Objective:
Convert the entries, from the very first line up to and including the line containing "total-cloud-bar: [757, 607, 765, 741]", into a Markdown table with the columns Row and Line. Number each row and omit any blank lines.
== Dataset rows
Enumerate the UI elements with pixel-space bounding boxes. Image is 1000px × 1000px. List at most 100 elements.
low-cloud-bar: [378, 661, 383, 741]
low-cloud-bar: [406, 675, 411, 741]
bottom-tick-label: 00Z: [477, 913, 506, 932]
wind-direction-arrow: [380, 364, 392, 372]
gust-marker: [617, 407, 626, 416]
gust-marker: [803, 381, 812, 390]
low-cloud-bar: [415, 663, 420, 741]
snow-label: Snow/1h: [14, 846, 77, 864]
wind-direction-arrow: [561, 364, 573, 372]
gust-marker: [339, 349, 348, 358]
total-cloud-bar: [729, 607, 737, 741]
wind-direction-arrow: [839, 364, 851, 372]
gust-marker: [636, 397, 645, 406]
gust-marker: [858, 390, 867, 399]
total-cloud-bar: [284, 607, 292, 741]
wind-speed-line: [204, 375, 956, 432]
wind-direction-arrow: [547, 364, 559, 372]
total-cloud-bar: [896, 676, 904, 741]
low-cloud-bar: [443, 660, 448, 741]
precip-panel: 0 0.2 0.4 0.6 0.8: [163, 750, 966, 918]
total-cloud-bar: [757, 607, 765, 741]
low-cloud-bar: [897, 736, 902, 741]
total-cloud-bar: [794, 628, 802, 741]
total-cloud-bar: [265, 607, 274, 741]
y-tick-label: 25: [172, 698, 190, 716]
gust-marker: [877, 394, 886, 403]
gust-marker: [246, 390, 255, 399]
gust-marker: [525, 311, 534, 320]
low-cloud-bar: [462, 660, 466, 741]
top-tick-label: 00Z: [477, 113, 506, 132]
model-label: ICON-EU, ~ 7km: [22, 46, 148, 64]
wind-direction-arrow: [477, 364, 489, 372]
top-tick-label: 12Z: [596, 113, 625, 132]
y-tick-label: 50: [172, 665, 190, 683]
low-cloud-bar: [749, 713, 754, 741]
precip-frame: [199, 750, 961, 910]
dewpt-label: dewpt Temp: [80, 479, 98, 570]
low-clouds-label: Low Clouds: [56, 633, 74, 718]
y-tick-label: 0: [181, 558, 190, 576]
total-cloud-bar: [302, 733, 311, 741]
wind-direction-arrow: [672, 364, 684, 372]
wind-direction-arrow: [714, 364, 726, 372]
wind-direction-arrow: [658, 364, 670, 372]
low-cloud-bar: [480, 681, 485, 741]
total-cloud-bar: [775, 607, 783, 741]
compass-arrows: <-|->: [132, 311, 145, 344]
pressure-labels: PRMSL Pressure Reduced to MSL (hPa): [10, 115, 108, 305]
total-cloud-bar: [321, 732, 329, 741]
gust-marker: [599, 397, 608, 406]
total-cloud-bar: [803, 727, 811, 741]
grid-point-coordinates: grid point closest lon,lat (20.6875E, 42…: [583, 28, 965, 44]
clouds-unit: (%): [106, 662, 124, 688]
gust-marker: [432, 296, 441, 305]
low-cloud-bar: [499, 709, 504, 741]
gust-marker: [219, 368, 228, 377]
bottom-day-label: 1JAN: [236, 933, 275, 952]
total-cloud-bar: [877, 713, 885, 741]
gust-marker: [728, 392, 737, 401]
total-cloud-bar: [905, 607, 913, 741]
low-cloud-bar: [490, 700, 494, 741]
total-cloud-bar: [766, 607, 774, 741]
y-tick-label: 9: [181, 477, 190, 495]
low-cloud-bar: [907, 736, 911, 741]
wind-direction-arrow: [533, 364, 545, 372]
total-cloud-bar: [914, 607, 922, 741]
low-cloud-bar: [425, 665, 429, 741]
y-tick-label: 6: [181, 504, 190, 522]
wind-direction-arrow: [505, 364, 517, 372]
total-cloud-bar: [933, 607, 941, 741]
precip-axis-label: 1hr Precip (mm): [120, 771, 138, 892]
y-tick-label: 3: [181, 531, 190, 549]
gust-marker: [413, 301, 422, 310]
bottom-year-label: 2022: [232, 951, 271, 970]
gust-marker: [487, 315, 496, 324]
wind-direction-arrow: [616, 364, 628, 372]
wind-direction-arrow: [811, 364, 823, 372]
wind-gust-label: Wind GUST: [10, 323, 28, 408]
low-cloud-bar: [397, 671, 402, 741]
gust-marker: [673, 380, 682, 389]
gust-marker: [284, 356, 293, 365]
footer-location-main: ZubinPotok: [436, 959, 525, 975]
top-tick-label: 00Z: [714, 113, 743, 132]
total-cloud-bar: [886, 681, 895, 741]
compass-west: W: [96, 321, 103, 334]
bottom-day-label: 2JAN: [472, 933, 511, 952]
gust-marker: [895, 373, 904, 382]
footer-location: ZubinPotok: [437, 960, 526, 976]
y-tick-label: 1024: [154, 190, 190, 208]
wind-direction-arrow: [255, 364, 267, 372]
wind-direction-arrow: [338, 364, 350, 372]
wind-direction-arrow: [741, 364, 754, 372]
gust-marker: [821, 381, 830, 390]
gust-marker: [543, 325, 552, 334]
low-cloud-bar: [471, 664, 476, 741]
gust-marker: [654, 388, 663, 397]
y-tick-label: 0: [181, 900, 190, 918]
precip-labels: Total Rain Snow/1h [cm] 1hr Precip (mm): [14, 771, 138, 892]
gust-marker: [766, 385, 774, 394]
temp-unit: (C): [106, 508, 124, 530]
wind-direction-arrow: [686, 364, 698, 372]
====
Solution below:
| Row | Line |
|---|---|
| 1 | Enumerate the UI elements with pixel-space bounding boxes. Image is 1000px × 1000px. List at most 100 elements. |
| 2 | low-cloud-bar: [378, 661, 383, 741] |
| 3 | low-cloud-bar: [406, 675, 411, 741] |
| 4 | bottom-tick-label: 00Z: [477, 913, 506, 932] |
| 5 | wind-direction-arrow: [380, 364, 392, 372] |
| 6 | gust-marker: [617, 407, 626, 416] |
| 7 | gust-marker: [803, 381, 812, 390] |
| 8 | low-cloud-bar: [415, 663, 420, 741] |
| 9 | snow-label: Snow/1h: [14, 846, 77, 864] |
| 10 | wind-direction-arrow: [561, 364, 573, 372] |
| 11 | gust-marker: [339, 349, 348, 358] |
| 12 | total-cloud-bar: [729, 607, 737, 741] |
| 13 | wind-direction-arrow: [839, 364, 851, 372] |
| 14 | gust-marker: [636, 397, 645, 406] |
| 15 | gust-marker: [858, 390, 867, 399] |
| 16 | total-cloud-bar: [284, 607, 292, 741] |
| 17 | wind-speed-line: [204, 375, 956, 432] |
| 18 | wind-direction-arrow: [547, 364, 559, 372] |
| 19 | total-cloud-bar: [896, 676, 904, 741] |
| 20 | low-cloud-bar: [443, 660, 448, 741] |
| 21 | precip-panel: 0 0.2 0.4 0.6 0.8: [163, 750, 966, 918] |
| 22 | total-cloud-bar: [757, 607, 765, 741] |